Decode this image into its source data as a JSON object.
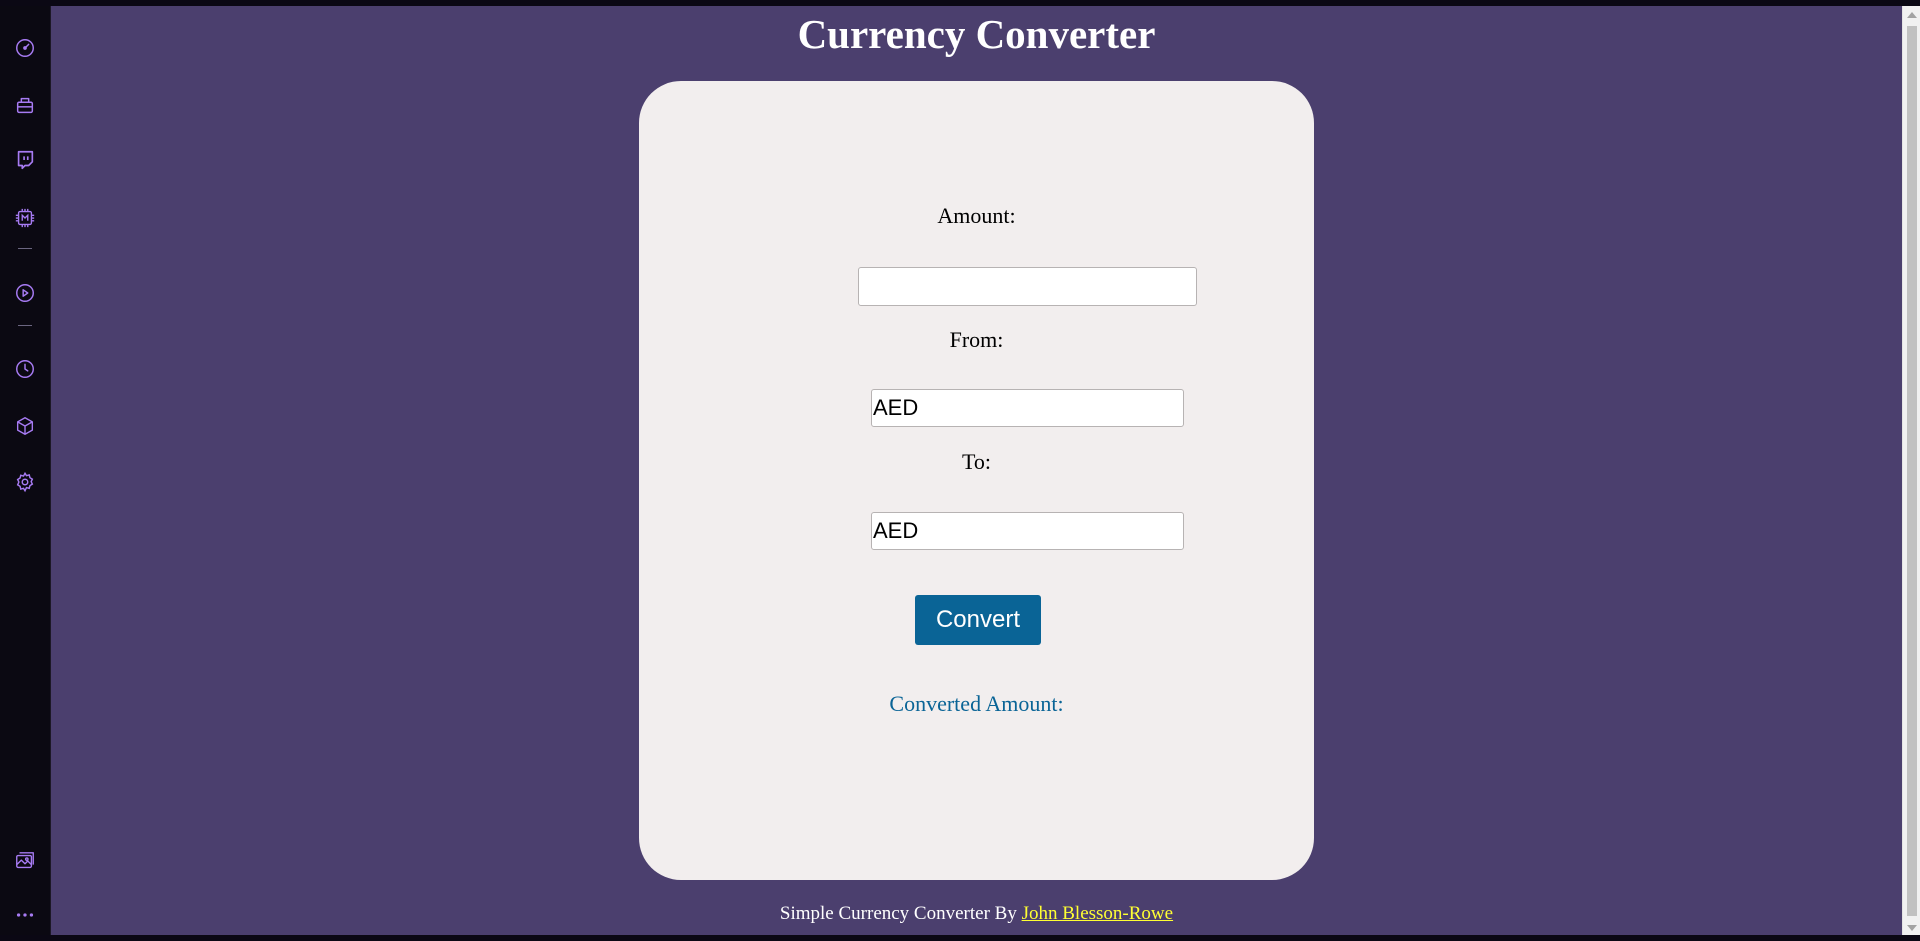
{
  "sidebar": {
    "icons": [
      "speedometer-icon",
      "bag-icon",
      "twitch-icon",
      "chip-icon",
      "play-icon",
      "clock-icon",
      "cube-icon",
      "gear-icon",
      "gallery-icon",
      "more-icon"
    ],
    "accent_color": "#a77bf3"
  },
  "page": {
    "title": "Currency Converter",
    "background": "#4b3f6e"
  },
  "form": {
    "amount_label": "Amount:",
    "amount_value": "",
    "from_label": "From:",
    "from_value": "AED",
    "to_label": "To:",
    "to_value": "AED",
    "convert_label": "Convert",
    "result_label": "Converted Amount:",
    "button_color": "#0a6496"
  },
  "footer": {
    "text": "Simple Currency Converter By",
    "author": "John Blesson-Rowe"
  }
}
:::::
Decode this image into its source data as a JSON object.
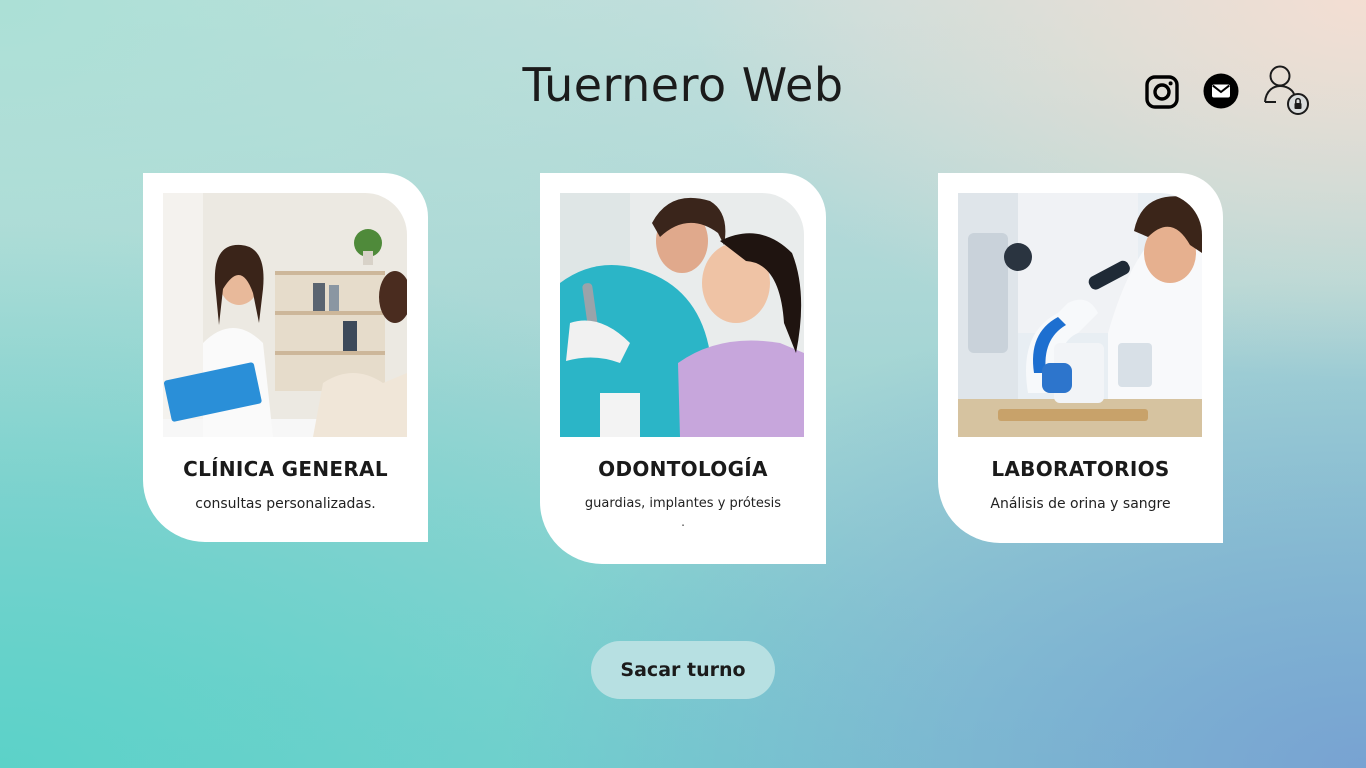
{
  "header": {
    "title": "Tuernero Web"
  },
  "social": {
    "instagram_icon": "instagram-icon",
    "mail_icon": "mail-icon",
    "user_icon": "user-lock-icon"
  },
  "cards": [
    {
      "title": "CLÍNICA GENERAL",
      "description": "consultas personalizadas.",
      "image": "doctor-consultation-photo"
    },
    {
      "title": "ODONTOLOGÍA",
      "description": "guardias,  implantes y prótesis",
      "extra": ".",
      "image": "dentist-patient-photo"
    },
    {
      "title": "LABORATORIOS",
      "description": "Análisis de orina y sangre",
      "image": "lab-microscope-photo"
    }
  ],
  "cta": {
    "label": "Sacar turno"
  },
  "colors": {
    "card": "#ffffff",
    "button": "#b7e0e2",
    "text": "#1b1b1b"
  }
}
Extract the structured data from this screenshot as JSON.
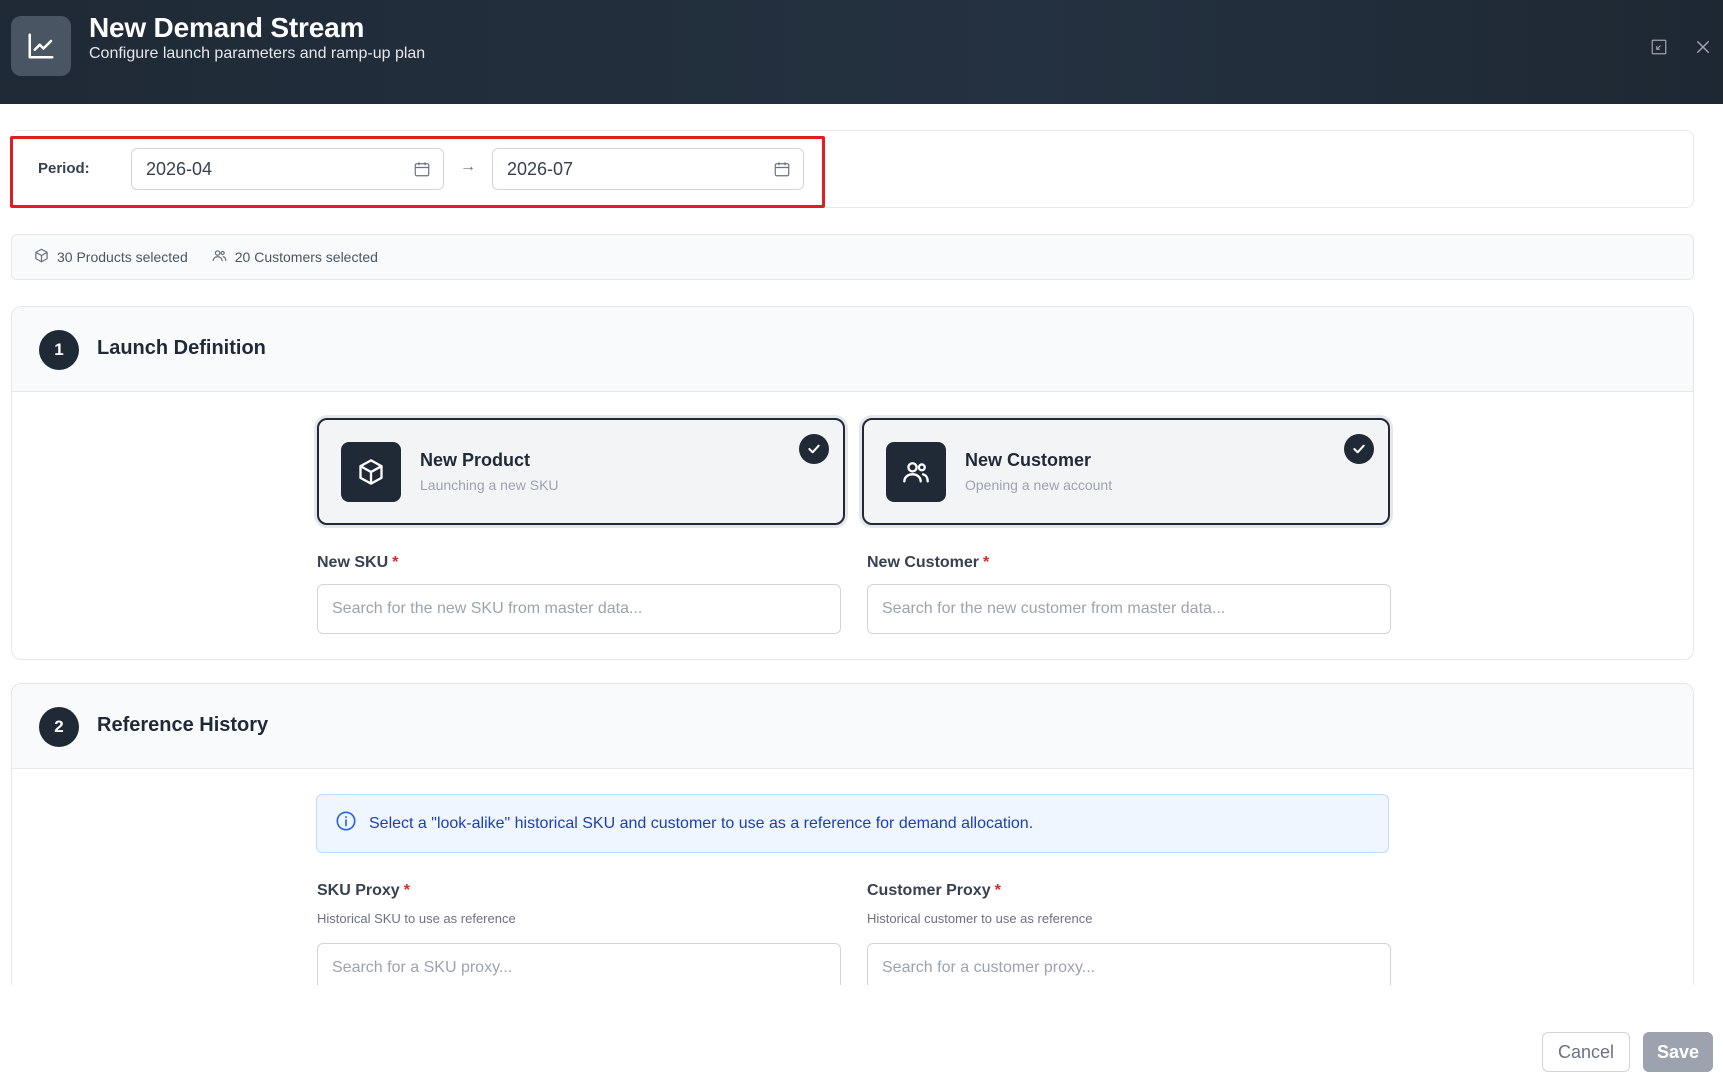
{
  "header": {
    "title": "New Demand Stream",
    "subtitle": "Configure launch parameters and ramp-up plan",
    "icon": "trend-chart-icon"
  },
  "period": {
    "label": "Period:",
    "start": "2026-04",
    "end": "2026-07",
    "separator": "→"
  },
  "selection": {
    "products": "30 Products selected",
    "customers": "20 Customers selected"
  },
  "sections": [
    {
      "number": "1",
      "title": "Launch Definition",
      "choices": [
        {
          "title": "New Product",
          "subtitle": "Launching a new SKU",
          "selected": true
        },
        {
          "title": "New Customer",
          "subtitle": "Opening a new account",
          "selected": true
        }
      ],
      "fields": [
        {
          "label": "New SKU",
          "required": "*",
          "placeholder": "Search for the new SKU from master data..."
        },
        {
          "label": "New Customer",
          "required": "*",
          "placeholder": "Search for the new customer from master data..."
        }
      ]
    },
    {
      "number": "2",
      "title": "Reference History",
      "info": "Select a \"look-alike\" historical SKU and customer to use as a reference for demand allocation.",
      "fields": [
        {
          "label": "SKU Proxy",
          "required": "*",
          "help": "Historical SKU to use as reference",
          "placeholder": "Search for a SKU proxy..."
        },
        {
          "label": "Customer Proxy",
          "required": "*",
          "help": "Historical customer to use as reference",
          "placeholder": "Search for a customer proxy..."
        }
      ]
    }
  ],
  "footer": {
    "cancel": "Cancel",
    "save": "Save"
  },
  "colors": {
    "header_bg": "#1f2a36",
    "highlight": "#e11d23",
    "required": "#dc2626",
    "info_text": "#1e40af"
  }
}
:::::
#### Goal:
In the listing, find all lines with the string "image" and copy them.

#### Result of the task:
Decode this image into its source data as a JSON object.
Decode this image into its source data as a JSON object.
      "image": "doctor-consultation-photo"
      "image": "dentist-patient-photo"
      "image": "lab-microscope-photo"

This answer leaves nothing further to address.